> [Page text]:
%%
Sql-server – Querying mirrored database

mirroringsnapshotsql serversql-server-2012

I need to create a snapshot of one of our mirror databases.

I have gone through a couple of links and it looks like querying can be achieved here by creating a snapshot at a mirror server.

However, I would need your help in understanding this for the DB in my case, where it is over 16 TBs and is used 365*7. Things like when you should create snap files and how much extra storage would be required in setting this snapshot database.

As far as I can understand, it should not be another 16 TB, apart from the reserved 16 TB of the mirrored database. Also how would one ensure that a snapshot is in sync with principal with acceptable refresh or lag period of 30 minutes?

Please provide some advices.

Best Answer

Ref:

how much extra storage would be required in setting this snapshot database.

It will depend on the rate of changes and the age of your snapshot.

Database snapshots operate at the data-page level. Before a page of the source database is modified for the first time, the original page is copied from the source database to the snapshot. This process is called a copy-on-write operation. The snapshot stores the original page, preserving the data records as they existed when the snapshot was created. Subsequent updates to records in a modified page do not affect the contents of the snapshot. The same process is repeated for every page that is being modified for the first time. In this way, the snapshot preserves the original pages for all data records that have ever been modified since the snapshot was taken.
%%
> [Dataset excerpts]:
%%
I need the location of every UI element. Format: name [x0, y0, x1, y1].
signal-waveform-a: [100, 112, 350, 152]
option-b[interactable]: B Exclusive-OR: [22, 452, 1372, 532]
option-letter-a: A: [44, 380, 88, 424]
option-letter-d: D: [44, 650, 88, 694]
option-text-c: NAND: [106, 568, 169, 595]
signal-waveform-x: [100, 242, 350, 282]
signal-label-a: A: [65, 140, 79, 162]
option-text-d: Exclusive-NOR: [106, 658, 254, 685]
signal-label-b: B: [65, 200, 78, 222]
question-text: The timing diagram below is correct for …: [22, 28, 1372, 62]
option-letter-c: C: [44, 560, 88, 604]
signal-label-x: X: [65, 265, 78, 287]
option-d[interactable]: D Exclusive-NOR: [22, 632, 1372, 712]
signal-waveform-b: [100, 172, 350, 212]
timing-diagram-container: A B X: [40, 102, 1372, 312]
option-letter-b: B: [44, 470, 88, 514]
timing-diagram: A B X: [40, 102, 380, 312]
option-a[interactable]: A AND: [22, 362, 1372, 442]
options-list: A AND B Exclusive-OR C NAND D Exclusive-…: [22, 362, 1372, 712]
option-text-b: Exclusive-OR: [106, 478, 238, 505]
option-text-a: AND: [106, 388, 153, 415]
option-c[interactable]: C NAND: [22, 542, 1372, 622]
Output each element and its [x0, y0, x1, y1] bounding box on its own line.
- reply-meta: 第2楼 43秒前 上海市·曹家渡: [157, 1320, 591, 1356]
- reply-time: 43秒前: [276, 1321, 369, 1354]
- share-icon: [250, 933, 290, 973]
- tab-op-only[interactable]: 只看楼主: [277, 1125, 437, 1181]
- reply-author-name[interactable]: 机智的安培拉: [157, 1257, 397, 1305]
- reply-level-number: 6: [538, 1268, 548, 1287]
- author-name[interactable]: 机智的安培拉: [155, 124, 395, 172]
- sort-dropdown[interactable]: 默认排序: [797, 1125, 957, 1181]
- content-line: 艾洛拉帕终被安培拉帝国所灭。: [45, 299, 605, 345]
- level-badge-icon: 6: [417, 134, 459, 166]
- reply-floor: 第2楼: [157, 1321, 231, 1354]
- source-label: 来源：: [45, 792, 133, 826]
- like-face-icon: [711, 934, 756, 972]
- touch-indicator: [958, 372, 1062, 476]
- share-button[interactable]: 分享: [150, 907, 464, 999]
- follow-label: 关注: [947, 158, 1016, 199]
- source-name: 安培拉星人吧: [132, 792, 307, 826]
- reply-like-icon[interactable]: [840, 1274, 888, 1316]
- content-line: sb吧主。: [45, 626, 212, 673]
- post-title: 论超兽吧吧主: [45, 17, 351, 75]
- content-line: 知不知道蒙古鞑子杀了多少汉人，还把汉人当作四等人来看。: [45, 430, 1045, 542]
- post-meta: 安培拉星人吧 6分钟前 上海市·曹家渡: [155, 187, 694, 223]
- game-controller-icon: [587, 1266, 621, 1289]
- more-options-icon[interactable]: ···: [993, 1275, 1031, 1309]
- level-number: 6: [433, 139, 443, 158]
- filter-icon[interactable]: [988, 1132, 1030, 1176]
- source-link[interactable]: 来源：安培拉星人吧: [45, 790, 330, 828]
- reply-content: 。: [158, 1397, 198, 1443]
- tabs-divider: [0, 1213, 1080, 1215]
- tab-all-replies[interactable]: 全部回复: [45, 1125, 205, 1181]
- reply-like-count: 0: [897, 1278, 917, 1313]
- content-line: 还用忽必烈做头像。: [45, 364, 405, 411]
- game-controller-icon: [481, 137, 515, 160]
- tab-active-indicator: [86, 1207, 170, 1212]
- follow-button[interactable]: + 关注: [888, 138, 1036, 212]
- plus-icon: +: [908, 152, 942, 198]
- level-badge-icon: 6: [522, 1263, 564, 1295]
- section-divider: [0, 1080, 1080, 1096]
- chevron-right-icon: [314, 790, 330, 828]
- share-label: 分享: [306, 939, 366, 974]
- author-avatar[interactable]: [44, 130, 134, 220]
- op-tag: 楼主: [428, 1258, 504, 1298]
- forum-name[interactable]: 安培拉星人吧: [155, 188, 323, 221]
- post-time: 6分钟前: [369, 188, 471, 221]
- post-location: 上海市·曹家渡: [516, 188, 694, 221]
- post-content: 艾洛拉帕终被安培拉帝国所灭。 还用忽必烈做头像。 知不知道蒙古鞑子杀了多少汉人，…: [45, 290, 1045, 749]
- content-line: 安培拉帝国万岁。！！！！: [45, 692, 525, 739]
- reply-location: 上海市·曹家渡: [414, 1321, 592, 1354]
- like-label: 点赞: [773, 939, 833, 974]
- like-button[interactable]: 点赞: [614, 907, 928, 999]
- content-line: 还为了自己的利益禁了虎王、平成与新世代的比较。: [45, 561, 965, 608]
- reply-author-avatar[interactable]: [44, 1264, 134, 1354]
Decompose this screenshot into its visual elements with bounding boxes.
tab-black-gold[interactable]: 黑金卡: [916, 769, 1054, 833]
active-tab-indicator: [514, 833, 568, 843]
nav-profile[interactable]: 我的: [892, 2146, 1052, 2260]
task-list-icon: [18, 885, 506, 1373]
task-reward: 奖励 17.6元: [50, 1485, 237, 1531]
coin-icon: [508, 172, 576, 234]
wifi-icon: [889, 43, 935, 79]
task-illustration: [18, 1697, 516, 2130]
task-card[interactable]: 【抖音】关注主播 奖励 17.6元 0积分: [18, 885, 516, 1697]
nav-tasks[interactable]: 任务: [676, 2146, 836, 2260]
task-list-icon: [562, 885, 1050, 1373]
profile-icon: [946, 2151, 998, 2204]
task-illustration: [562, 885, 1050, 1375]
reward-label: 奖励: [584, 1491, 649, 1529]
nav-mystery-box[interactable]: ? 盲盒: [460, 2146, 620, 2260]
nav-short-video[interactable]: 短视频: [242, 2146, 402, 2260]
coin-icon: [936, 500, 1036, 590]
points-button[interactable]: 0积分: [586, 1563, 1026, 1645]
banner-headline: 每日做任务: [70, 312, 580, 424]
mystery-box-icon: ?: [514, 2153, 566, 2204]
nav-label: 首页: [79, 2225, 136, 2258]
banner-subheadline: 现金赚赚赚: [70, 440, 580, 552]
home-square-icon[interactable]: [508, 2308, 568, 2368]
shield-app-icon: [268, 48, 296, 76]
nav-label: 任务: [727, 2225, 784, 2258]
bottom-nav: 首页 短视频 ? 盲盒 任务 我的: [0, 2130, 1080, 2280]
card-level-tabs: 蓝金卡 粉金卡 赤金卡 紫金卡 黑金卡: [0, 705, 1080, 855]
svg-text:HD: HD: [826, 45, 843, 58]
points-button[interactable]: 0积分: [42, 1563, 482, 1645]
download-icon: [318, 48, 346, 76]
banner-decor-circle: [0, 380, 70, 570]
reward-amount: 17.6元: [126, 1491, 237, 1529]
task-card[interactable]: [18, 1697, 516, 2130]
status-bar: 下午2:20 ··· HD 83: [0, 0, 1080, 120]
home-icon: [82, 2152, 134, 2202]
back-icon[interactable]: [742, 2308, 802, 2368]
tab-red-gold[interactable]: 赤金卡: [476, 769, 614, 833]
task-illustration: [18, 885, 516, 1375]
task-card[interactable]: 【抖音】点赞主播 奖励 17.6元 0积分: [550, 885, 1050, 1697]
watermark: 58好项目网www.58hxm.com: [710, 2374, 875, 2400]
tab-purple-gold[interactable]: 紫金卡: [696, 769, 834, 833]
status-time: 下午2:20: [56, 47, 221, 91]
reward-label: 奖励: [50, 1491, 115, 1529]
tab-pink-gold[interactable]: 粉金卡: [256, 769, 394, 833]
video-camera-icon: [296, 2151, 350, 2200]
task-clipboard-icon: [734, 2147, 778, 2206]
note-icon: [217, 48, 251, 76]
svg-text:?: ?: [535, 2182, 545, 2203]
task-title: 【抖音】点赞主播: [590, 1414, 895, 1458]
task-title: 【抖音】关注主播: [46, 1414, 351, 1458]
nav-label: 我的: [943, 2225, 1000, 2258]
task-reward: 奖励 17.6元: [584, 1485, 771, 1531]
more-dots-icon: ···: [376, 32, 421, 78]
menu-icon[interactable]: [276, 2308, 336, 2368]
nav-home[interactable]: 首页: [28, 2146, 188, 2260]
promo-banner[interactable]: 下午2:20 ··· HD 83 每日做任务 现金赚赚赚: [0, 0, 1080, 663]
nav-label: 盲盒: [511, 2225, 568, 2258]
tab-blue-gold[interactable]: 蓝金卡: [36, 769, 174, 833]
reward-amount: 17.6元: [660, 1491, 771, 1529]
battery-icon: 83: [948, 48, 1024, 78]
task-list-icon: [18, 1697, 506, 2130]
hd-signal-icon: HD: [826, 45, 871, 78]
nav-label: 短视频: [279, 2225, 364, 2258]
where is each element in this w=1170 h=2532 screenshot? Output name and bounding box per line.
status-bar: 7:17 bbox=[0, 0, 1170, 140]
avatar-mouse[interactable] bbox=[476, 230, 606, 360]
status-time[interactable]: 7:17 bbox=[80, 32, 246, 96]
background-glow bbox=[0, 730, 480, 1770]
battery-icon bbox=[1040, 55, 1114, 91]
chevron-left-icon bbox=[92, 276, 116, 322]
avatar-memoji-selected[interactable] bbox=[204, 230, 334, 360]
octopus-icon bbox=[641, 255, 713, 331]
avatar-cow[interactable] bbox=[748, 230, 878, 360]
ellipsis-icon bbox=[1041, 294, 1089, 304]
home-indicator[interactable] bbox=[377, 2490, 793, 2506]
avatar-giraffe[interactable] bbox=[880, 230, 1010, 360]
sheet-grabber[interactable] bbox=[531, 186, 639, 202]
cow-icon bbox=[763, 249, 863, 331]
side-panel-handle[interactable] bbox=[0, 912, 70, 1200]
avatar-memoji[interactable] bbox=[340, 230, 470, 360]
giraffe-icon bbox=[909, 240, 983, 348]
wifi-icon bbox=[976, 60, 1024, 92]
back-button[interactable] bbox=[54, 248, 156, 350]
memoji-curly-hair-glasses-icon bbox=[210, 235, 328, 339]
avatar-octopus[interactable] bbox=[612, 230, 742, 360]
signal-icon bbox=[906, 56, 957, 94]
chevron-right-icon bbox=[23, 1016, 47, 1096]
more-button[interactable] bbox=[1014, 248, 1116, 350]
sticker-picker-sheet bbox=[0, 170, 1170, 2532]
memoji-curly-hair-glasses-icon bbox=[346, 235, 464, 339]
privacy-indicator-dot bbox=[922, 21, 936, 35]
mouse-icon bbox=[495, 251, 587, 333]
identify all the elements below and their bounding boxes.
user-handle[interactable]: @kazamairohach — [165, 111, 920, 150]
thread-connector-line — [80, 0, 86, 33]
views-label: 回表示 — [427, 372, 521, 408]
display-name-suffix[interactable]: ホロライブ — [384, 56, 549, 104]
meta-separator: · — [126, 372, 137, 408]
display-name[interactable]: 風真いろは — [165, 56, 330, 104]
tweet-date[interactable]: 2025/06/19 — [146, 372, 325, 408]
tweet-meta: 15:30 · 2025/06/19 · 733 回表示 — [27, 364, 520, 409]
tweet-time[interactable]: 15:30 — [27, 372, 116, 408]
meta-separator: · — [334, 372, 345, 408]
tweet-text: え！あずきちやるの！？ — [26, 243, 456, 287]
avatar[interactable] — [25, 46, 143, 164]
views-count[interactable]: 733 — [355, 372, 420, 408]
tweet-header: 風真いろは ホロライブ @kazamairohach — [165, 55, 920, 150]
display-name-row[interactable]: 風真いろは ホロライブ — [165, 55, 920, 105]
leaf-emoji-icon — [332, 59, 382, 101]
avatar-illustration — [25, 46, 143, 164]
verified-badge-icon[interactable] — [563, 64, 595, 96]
%%
> [What to do]:
1/ In the SQL Server mirroring post above, translate the sentence "Database snapshots operate at the data-page level." into French.
2/ Reproduce word for word the passage of the SQL Server mirroring post between "As far as I" and "of 30 minutes?", inclusive.
3/ Extend the answer in the post on querying a mirrored SQL Server database, picking up after its final sentence.

> [Answers]:
1/ Les instantanés de base de données fonctionnent au niveau des pages de données.

2/
As far as I can understand, it should not be another 16 TB, apart from the reserved 16 TB of the mirrored database. Also how would one ensure that a snapshot is in sync with principal with acceptable refresh or lag period of 30 minutes?

3/
If your source database is fairly large and you are concerned about disk space usage, at some point you should replace an old snapshot with a new snapshot. The ideal lifespan of a snapshot depends on its growth rate and the disk space that is available to its sparse files. The disk space required by a snapshot depends on how many different pages in the source database are updated during the life of the snapshot. Therefore, if updates are mostly to a small subset of pages that are updated repeatedly, the growth rate will slow over time and the snapshot space requirements will remain relatively small. In contrast, when all of the original pages are eventually updated at least once, the snapshot will grow to the size of the source database. If the disk begins to fill up, the snapshots compete with each other for disk space. If the disk drive fills up, write operations to all the snapshots will fail.

Also how would one ensure that a snapshot is in sync with principal with acceptable refresh or lag period of 30 minutes?

Snapshot is a point in time state of your whole database. There is no sync with the source. You have to create a new snapshot every 30 mins if your acceptable lag is 30 minutes.

A database snapshot is a read-only, static view of a SQL Server database (the source database). The database snapshot is transactionally consistent with the source database as of the moment of the snapshot's creation.

For your case I would highly recommend you look at Always On Availability Groups where you can have read-only copy of your primary database and sync continuously. Details here.